Written request: Without the images, write out the whole listing exactly.

Given information:
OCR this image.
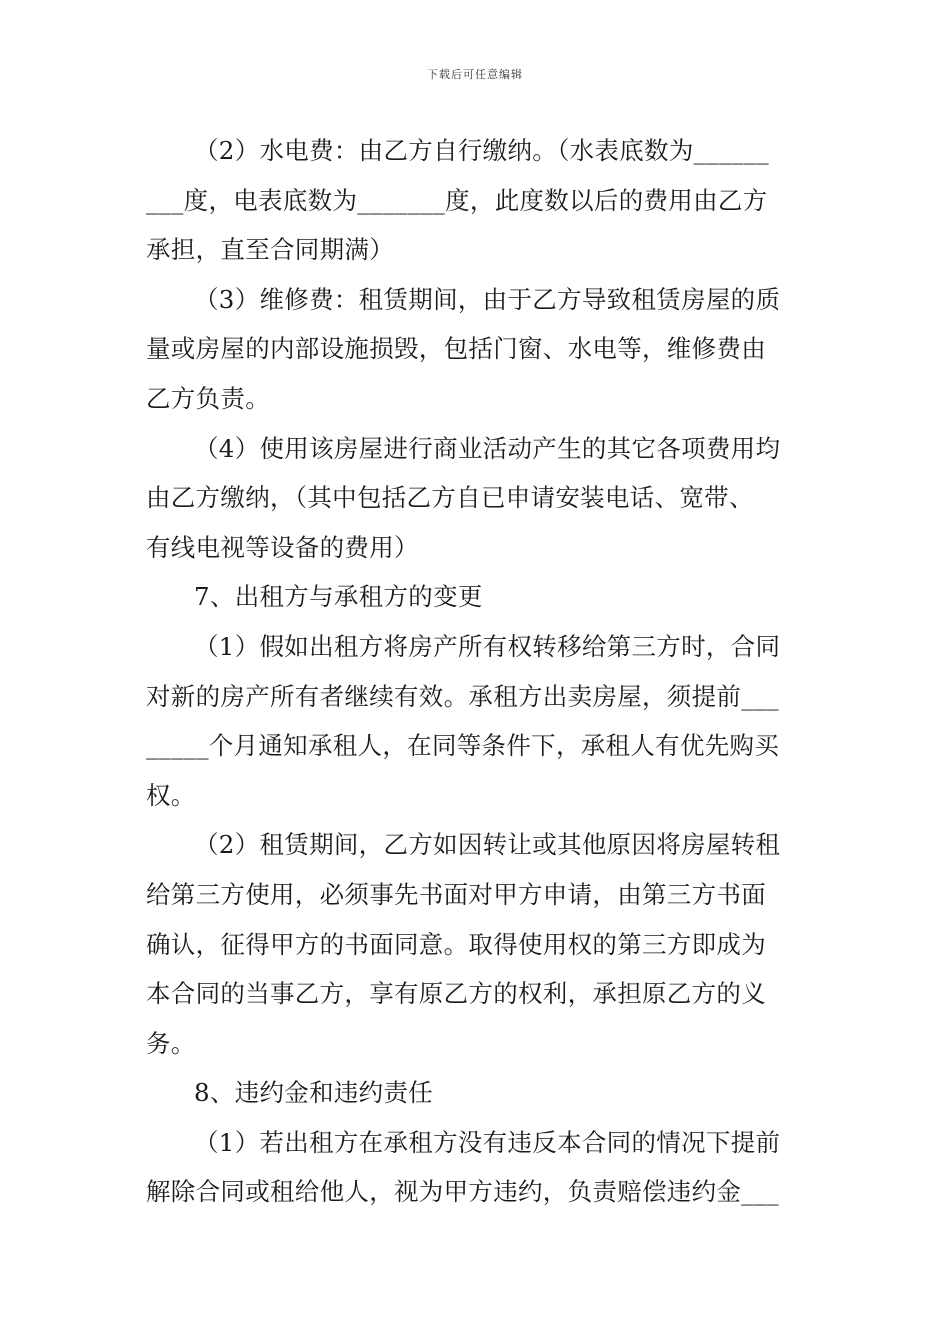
下载后可任意编辑
（2）水电费：由乙方自行缴纳。（水表底数为______
___度，电表底数为_______度，此度数以后的费用由乙方
承担，直至合同期满）
（3）维修费：租赁期间，由于乙方导致租赁房屋的质
量或房屋的内部设施损毁，包括门窗、水电等，维修费由
乙方负责。
（4）使用该房屋进行商业活动产生的其它各项费用均
由乙方缴纳，（其中包括乙方自已申请安装电话、宽带、
有线电视等设备的费用）
7、出租方与承租方的变更
（1）假如出租方将房产所有权转移给第三方时，合同
对新的房产所有者继续有效。承租方出卖房屋，须提前___
_____个月通知承租人，在同等条件下，承租人有优先购买
权。
（2）租赁期间，乙方如因转让或其他原因将房屋转租
给第三方使用，必须事先书面对甲方申请，由第三方书面
确认，征得甲方的书面同意。取得使用权的第三方即成为
本合同的当事乙方，享有原乙方的权利，承担原乙方的义
务。
8、违约金和违约责任
（1）若出租方在承租方没有违反本合同的情况下提前
解除合同或租给他人，视为甲方违约，负责赔偿违约金___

The reply:
OCR this image.
下载后可任意编辑
（2）水电费：由乙方自行缴纳。（水表底数为______
___度，电表底数为_______度，此度数以后的费用由乙方
承担，直至合同期满）
（3）维修费：租赁期间，由于乙方导致租赁房屋的质
量或房屋的内部设施损毁，包括门窗、水电等，维修费由
乙方负责。
（4）使用该房屋进行商业活动产生的其它各项费用均
由乙方缴纳，（其中包括乙方自已申请安装电话、宽带、
有线电视等设备的费用）
7、出租方与承租方的变更
（1）假如出租方将房产所有权转移给第三方时，合同
对新的房产所有者继续有效。承租方出卖房屋，须提前___
_____个月通知承租人，在同等条件下，承租人有优先购买
权。
（2）租赁期间，乙方如因转让或其他原因将房屋转租
给第三方使用，必须事先书面对甲方申请，由第三方书面
确认，征得甲方的书面同意。取得使用权的第三方即成为
本合同的当事乙方，享有原乙方的权利，承担原乙方的义
务。
8、违约金和违约责任
（1）若出租方在承租方没有违反本合同的情况下提前
解除合同或租给他人，视为甲方违约，负责赔偿违约金___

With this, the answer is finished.